Written request:
Scan the data. Collect each line that contains the word "What".
======== Extracted records ========
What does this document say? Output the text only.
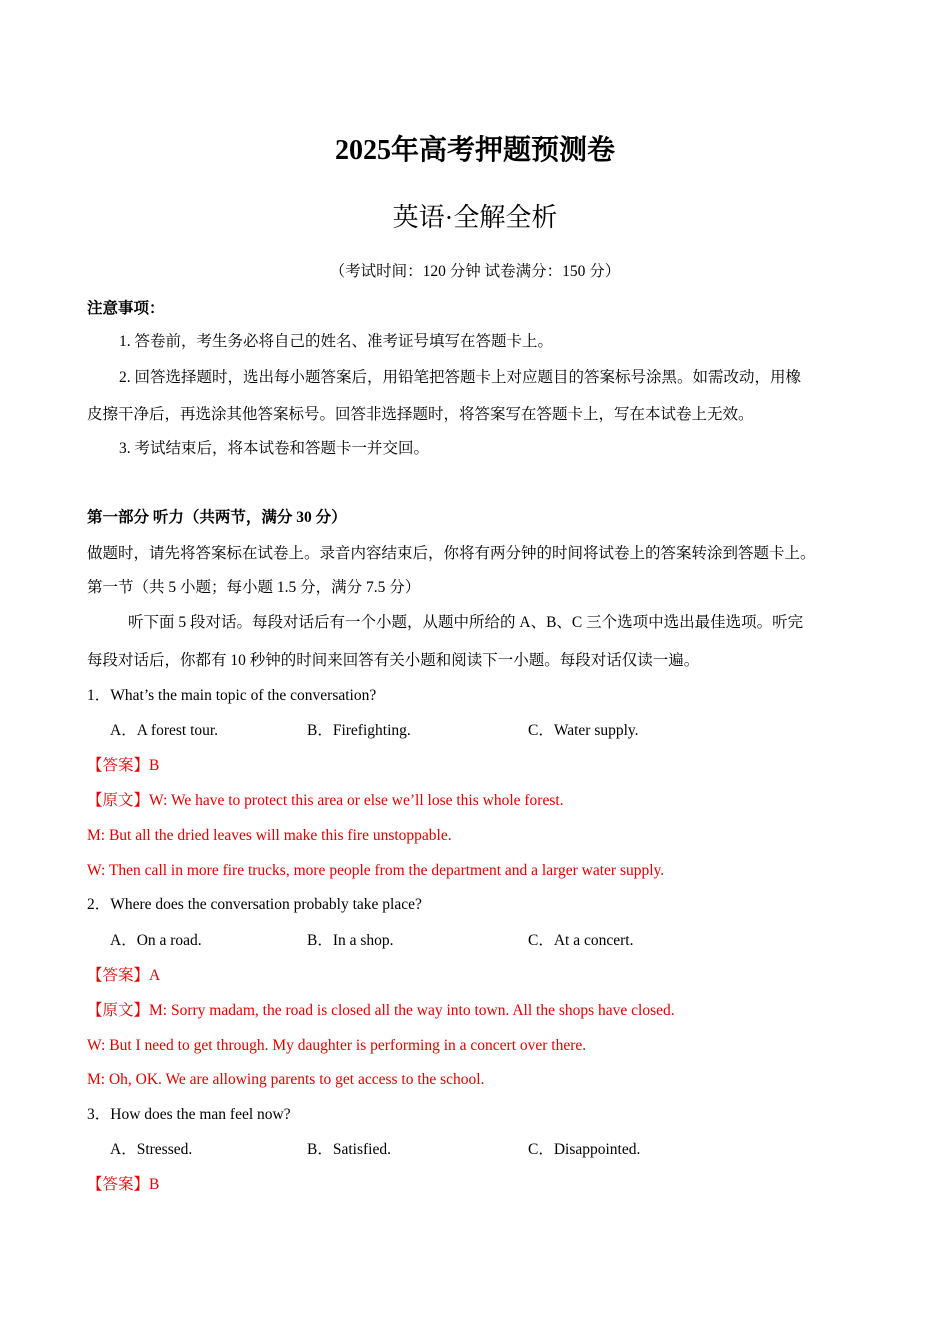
2025年高考押题预测卷
英语·全解全析
（考试时间：120 分钟 试卷满分：150 分）
注意事项：
1. 答卷前，考生务必将自己的姓名、准考证号填写在答题卡上。
2. 回答选择题时，选出每小题答案后，用铅笔把答题卡上对应题目的答案标号涂黑。如需改动，用橡
皮擦干净后，再选涂其他答案标号。回答非选择题时，将答案写在答题卡上，写在本试卷上无效。
3. 考试结束后，将本试卷和答题卡一并交回。
第一部分 听力（共两节，满分 30 分）
做题时，请先将答案标在试卷上。录音内容结束后，你将有两分钟的时间将试卷上的答案转涂到答题卡上。
第一节（共 5 小题；每小题 1.5 分，满分 7.5 分）
听下面 5 段对话。每段对话后有一个小题，从题中所给的 A、B、C 三个选项中选出最佳选项。听完
每段对话后，你都有 10 秒钟的时间来回答有关小题和阅读下一小题。每段对话仅读一遍。
1．What’s the main topic of the conversation?
A．A forest tour.	B．Firefighting.	C．Water supply.
【答案】B
【原文】W: We have to protect this area or else we’ll lose this whole forest.
M: But all the dried leaves will make this fire unstoppable.
W: Then call in more fire trucks, more people from the department and a larger water supply.
2．Where does the conversation probably take place?
A．On a road.	B．In a shop.	C．At a concert.
【答案】A
【原文】M: Sorry madam, the road is closed all the way into town. All the shops have closed.
W: But I need to get through. My daughter is performing in a concert over there.
M: Oh, OK. We are allowing parents to get access to the school.
3．How does the man feel now?
A．Stressed.	B．Satisfied.	C．Disappointed.
【答案】B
========
Full answer:
What does this document say? Output the text only.
1．What’s the main topic of the conversation?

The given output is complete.